■ **WORKING DATA**
---+---

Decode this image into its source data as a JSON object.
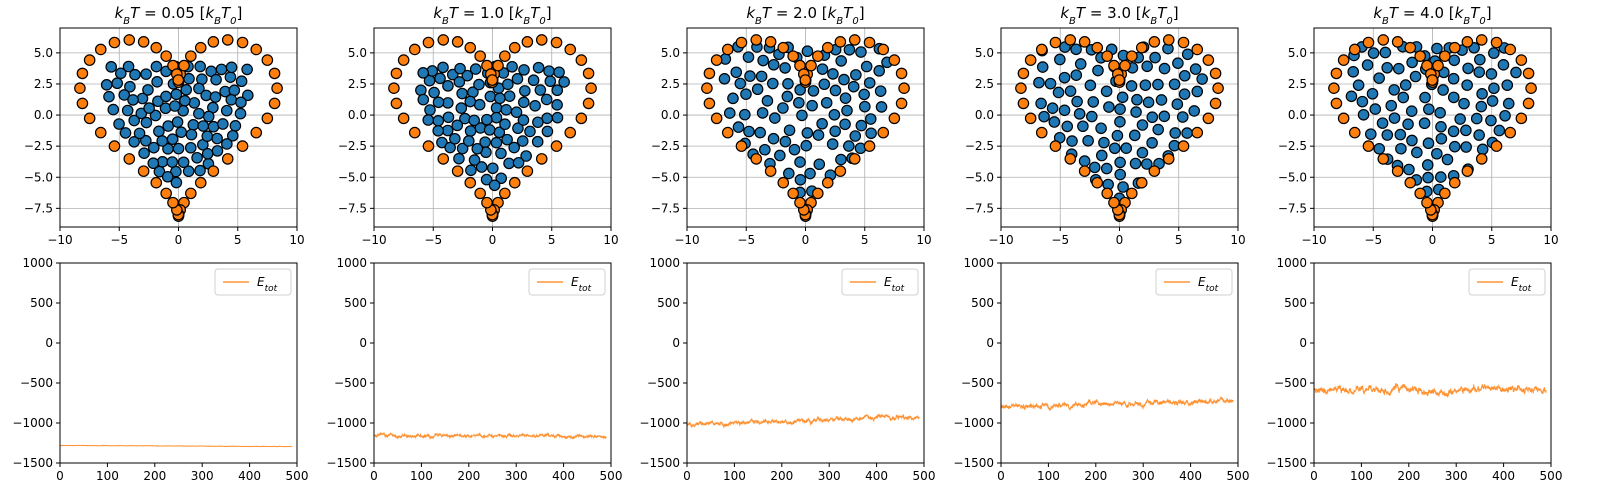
{
  "figure": {
    "panel_titles": [
      "k_B T = 0.05 [k_B T_0]",
      "k_B T = 1.0 [k_B T_0]",
      "k_B T = 2.0 [k_B T_0]",
      "k_B T = 3.0 [k_B T_0]",
      "k_B T = 4.0 [k_B T_0]"
    ],
    "legend_label": "E_tot"
  },
  "chart_data": [
    {
      "type": "scatter",
      "panel": 1,
      "title": "k_B T = 0.05 [k_B T_0]",
      "xlim": [
        -10,
        10
      ],
      "ylim": [
        -9,
        7
      ],
      "xticks": [
        "−10",
        "−5",
        "0",
        "5",
        "10"
      ],
      "yticks": [
        "−7.5",
        "−5.0",
        "−2.5",
        "0.0",
        "2.5",
        "5.0"
      ],
      "grid": true,
      "series": [
        {
          "role": "boundary",
          "color": "#ff7f0e",
          "shape": "heart"
        },
        {
          "role": "interior",
          "color": "#1f77b4",
          "distribution": "packed"
        }
      ]
    },
    {
      "type": "scatter",
      "panel": 2,
      "title": "k_B T = 1.0 [k_B T_0]",
      "xlim": [
        -10,
        10
      ],
      "ylim": [
        -9,
        7
      ],
      "xticks": [
        "−10",
        "−5",
        "0",
        "5",
        "10"
      ],
      "yticks": [
        "−7.5",
        "−5.0",
        "−2.5",
        "0.0",
        "2.5",
        "5.0"
      ],
      "grid": true,
      "series": [
        {
          "role": "boundary",
          "color": "#ff7f0e",
          "shape": "heart"
        },
        {
          "role": "interior",
          "color": "#1f77b4",
          "distribution": "packed"
        }
      ]
    },
    {
      "type": "scatter",
      "panel": 3,
      "title": "k_B T = 2.0 [k_B T_0]",
      "xlim": [
        -10,
        10
      ],
      "ylim": [
        -9,
        7
      ],
      "xticks": [
        "−10",
        "−5",
        "0",
        "5",
        "10"
      ],
      "yticks": [
        "−7.5",
        "−5.0",
        "−2.5",
        "0.0",
        "2.5",
        "5.0"
      ],
      "grid": true,
      "series": [
        {
          "role": "boundary",
          "color": "#ff7f0e",
          "shape": "heart"
        },
        {
          "role": "interior",
          "color": "#1f77b4",
          "distribution": "spread"
        }
      ]
    },
    {
      "type": "scatter",
      "panel": 4,
      "title": "k_B T = 3.0 [k_B T_0]",
      "xlim": [
        -10,
        10
      ],
      "ylim": [
        -9,
        7
      ],
      "xticks": [
        "−10",
        "−5",
        "0",
        "5",
        "10"
      ],
      "yticks": [
        "−7.5",
        "−5.0",
        "−2.5",
        "0.0",
        "2.5",
        "5.0"
      ],
      "grid": true,
      "series": [
        {
          "role": "boundary",
          "color": "#ff7f0e",
          "shape": "heart"
        },
        {
          "role": "interior",
          "color": "#1f77b4",
          "distribution": "spread"
        }
      ]
    },
    {
      "type": "scatter",
      "panel": 5,
      "title": "k_B T = 4.0 [k_B T_0]",
      "xlim": [
        -10,
        10
      ],
      "ylim": [
        -9,
        7
      ],
      "xticks": [
        "−10",
        "−5",
        "0",
        "5",
        "10"
      ],
      "yticks": [
        "−7.5",
        "−5.0",
        "−2.5",
        "0.0",
        "2.5",
        "5.0"
      ],
      "grid": true,
      "series": [
        {
          "role": "boundary",
          "color": "#ff7f0e",
          "shape": "heart"
        },
        {
          "role": "interior",
          "color": "#1f77b4",
          "distribution": "spread"
        }
      ]
    },
    {
      "type": "line",
      "panel": 1,
      "xlim": [
        0,
        500
      ],
      "ylim": [
        -1500,
        1000
      ],
      "xticks": [
        "0",
        "100",
        "200",
        "300",
        "400",
        "500"
      ],
      "yticks": [
        "−1500",
        "−1000",
        "−500",
        "0",
        "500",
        "1000"
      ],
      "legend": "top-right",
      "series": [
        {
          "name": "E_tot",
          "color": "#ff7f0e",
          "x_end": 490,
          "start": -1280,
          "end": -1295,
          "noise": 2
        }
      ]
    },
    {
      "type": "line",
      "panel": 2,
      "xlim": [
        0,
        500
      ],
      "ylim": [
        -1500,
        1000
      ],
      "xticks": [
        "0",
        "100",
        "200",
        "300",
        "400",
        "500"
      ],
      "yticks": [
        "−1500",
        "−1000",
        "−500",
        "0",
        "500",
        "1000"
      ],
      "legend": "top-right",
      "series": [
        {
          "name": "E_tot",
          "color": "#ff7f0e",
          "x_end": 490,
          "start": -1160,
          "end": -1165,
          "noise": 18
        }
      ]
    },
    {
      "type": "line",
      "panel": 3,
      "xlim": [
        0,
        500
      ],
      "ylim": [
        -1500,
        1000
      ],
      "xticks": [
        "0",
        "100",
        "200",
        "300",
        "400",
        "500"
      ],
      "yticks": [
        "−1500",
        "−1000",
        "−500",
        "0",
        "500",
        "1000"
      ],
      "legend": "top-right",
      "series": [
        {
          "name": "E_tot",
          "color": "#ff7f0e",
          "x_end": 490,
          "start": -1020,
          "end": -920,
          "noise": 25
        }
      ]
    },
    {
      "type": "line",
      "panel": 4,
      "xlim": [
        0,
        500
      ],
      "ylim": [
        -1500,
        1000
      ],
      "xticks": [
        "0",
        "100",
        "200",
        "300",
        "400",
        "500"
      ],
      "yticks": [
        "−1500",
        "−1000",
        "−500",
        "0",
        "500",
        "1000"
      ],
      "legend": "top-right",
      "series": [
        {
          "name": "E_tot",
          "color": "#ff7f0e",
          "x_end": 490,
          "start": -800,
          "end": -720,
          "noise": 30
        }
      ]
    },
    {
      "type": "line",
      "panel": 5,
      "xlim": [
        0,
        500
      ],
      "ylim": [
        -1500,
        1000
      ],
      "xticks": [
        "0",
        "100",
        "200",
        "300",
        "400",
        "500"
      ],
      "yticks": [
        "−1500",
        "−1000",
        "−500",
        "0",
        "500",
        "1000"
      ],
      "legend": "top-right",
      "series": [
        {
          "name": "E_tot",
          "color": "#ff7f0e",
          "x_end": 490,
          "start": -590,
          "end": -580,
          "noise": 40
        }
      ]
    }
  ]
}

---+---

■ **SHORT TASK**
Go through the entries above and output them exactly, without pictures.

■ **IN RESPONSE**
Decode this image into its source data as a JSON object.
{
  "figure": {
    "panel_titles": [
      "k_B T = 0.05 [k_B T_0]",
      "k_B T = 1.0 [k_B T_0]",
      "k_B T = 2.0 [k_B T_0]",
      "k_B T = 3.0 [k_B T_0]",
      "k_B T = 4.0 [k_B T_0]"
    ],
    "legend_label": "E_tot"
  },
  "chart_data": [
    {
      "type": "scatter",
      "panel": 1,
      "title": "k_B T = 0.05 [k_B T_0]",
      "xlim": [
        -10,
        10
      ],
      "ylim": [
        -9,
        7
      ],
      "xticks": [
        "−10",
        "−5",
        "0",
        "5",
        "10"
      ],
      "yticks": [
        "−7.5",
        "−5.0",
        "−2.5",
        "0.0",
        "2.5",
        "5.0"
      ],
      "grid": true,
      "series": [
        {
          "role": "boundary",
          "color": "#ff7f0e",
          "shape": "heart"
        },
        {
          "role": "interior",
          "color": "#1f77b4",
          "distribution": "packed"
        }
      ]
    },
    {
      "type": "scatter",
      "panel": 2,
      "title": "k_B T = 1.0 [k_B T_0]",
      "xlim": [
        -10,
        10
      ],
      "ylim": [
        -9,
        7
      ],
      "xticks": [
        "−10",
        "−5",
        "0",
        "5",
        "10"
      ],
      "yticks": [
        "−7.5",
        "−5.0",
        "−2.5",
        "0.0",
        "2.5",
        "5.0"
      ],
      "grid": true,
      "series": [
        {
          "role": "boundary",
          "color": "#ff7f0e",
          "shape": "heart"
        },
        {
          "role": "interior",
          "color": "#1f77b4",
          "distribution": "packed"
        }
      ]
    },
    {
      "type": "scatter",
      "panel": 3,
      "title": "k_B T = 2.0 [k_B T_0]",
      "xlim": [
        -10,
        10
      ],
      "ylim": [
        -9,
        7
      ],
      "xticks": [
        "−10",
        "−5",
        "0",
        "5",
        "10"
      ],
      "yticks": [
        "−7.5",
        "−5.0",
        "−2.5",
        "0.0",
        "2.5",
        "5.0"
      ],
      "grid": true,
      "series": [
        {
          "role": "boundary",
          "color": "#ff7f0e",
          "shape": "heart"
        },
        {
          "role": "interior",
          "color": "#1f77b4",
          "distribution": "spread"
        }
      ]
    },
    {
      "type": "scatter",
      "panel": 4,
      "title": "k_B T = 3.0 [k_B T_0]",
      "xlim": [
        -10,
        10
      ],
      "ylim": [
        -9,
        7
      ],
      "xticks": [
        "−10",
        "−5",
        "0",
        "5",
        "10"
      ],
      "yticks": [
        "−7.5",
        "−5.0",
        "−2.5",
        "0.0",
        "2.5",
        "5.0"
      ],
      "grid": true,
      "series": [
        {
          "role": "boundary",
          "color": "#ff7f0e",
          "shape": "heart"
        },
        {
          "role": "interior",
          "color": "#1f77b4",
          "distribution": "spread"
        }
      ]
    },
    {
      "type": "scatter",
      "panel": 5,
      "title": "k_B T = 4.0 [k_B T_0]",
      "xlim": [
        -10,
        10
      ],
      "ylim": [
        -9,
        7
      ],
      "xticks": [
        "−10",
        "−5",
        "0",
        "5",
        "10"
      ],
      "yticks": [
        "−7.5",
        "−5.0",
        "−2.5",
        "0.0",
        "2.5",
        "5.0"
      ],
      "grid": true,
      "series": [
        {
          "role": "boundary",
          "color": "#ff7f0e",
          "shape": "heart"
        },
        {
          "role": "interior",
          "color": "#1f77b4",
          "distribution": "spread"
        }
      ]
    },
    {
      "type": "line",
      "panel": 1,
      "xlim": [
        0,
        500
      ],
      "ylim": [
        -1500,
        1000
      ],
      "xticks": [
        "0",
        "100",
        "200",
        "300",
        "400",
        "500"
      ],
      "yticks": [
        "−1500",
        "−1000",
        "−500",
        "0",
        "500",
        "1000"
      ],
      "legend": "top-right",
      "series": [
        {
          "name": "E_tot",
          "color": "#ff7f0e",
          "x_end": 490,
          "start": -1280,
          "end": -1295,
          "noise": 2
        }
      ]
    },
    {
      "type": "line",
      "panel": 2,
      "xlim": [
        0,
        500
      ],
      "ylim": [
        -1500,
        1000
      ],
      "xticks": [
        "0",
        "100",
        "200",
        "300",
        "400",
        "500"
      ],
      "yticks": [
        "−1500",
        "−1000",
        "−500",
        "0",
        "500",
        "1000"
      ],
      "legend": "top-right",
      "series": [
        {
          "name": "E_tot",
          "color": "#ff7f0e",
          "x_end": 490,
          "start": -1160,
          "end": -1165,
          "noise": 18
        }
      ]
    },
    {
      "type": "line",
      "panel": 3,
      "xlim": [
        0,
        500
      ],
      "ylim": [
        -1500,
        1000
      ],
      "xticks": [
        "0",
        "100",
        "200",
        "300",
        "400",
        "500"
      ],
      "yticks": [
        "−1500",
        "−1000",
        "−500",
        "0",
        "500",
        "1000"
      ],
      "legend": "top-right",
      "series": [
        {
          "name": "E_tot",
          "color": "#ff7f0e",
          "x_end": 490,
          "start": -1020,
          "end": -920,
          "noise": 25
        }
      ]
    },
    {
      "type": "line",
      "panel": 4,
      "xlim": [
        0,
        500
      ],
      "ylim": [
        -1500,
        1000
      ],
      "xticks": [
        "0",
        "100",
        "200",
        "300",
        "400",
        "500"
      ],
      "yticks": [
        "−1500",
        "−1000",
        "−500",
        "0",
        "500",
        "1000"
      ],
      "legend": "top-right",
      "series": [
        {
          "name": "E_tot",
          "color": "#ff7f0e",
          "x_end": 490,
          "start": -800,
          "end": -720,
          "noise": 30
        }
      ]
    },
    {
      "type": "line",
      "panel": 5,
      "xlim": [
        0,
        500
      ],
      "ylim": [
        -1500,
        1000
      ],
      "xticks": [
        "0",
        "100",
        "200",
        "300",
        "400",
        "500"
      ],
      "yticks": [
        "−1500",
        "−1000",
        "−500",
        "0",
        "500",
        "1000"
      ],
      "legend": "top-right",
      "series": [
        {
          "name": "E_tot",
          "color": "#ff7f0e",
          "x_end": 490,
          "start": -590,
          "end": -580,
          "noise": 40
        }
      ]
    }
  ]
}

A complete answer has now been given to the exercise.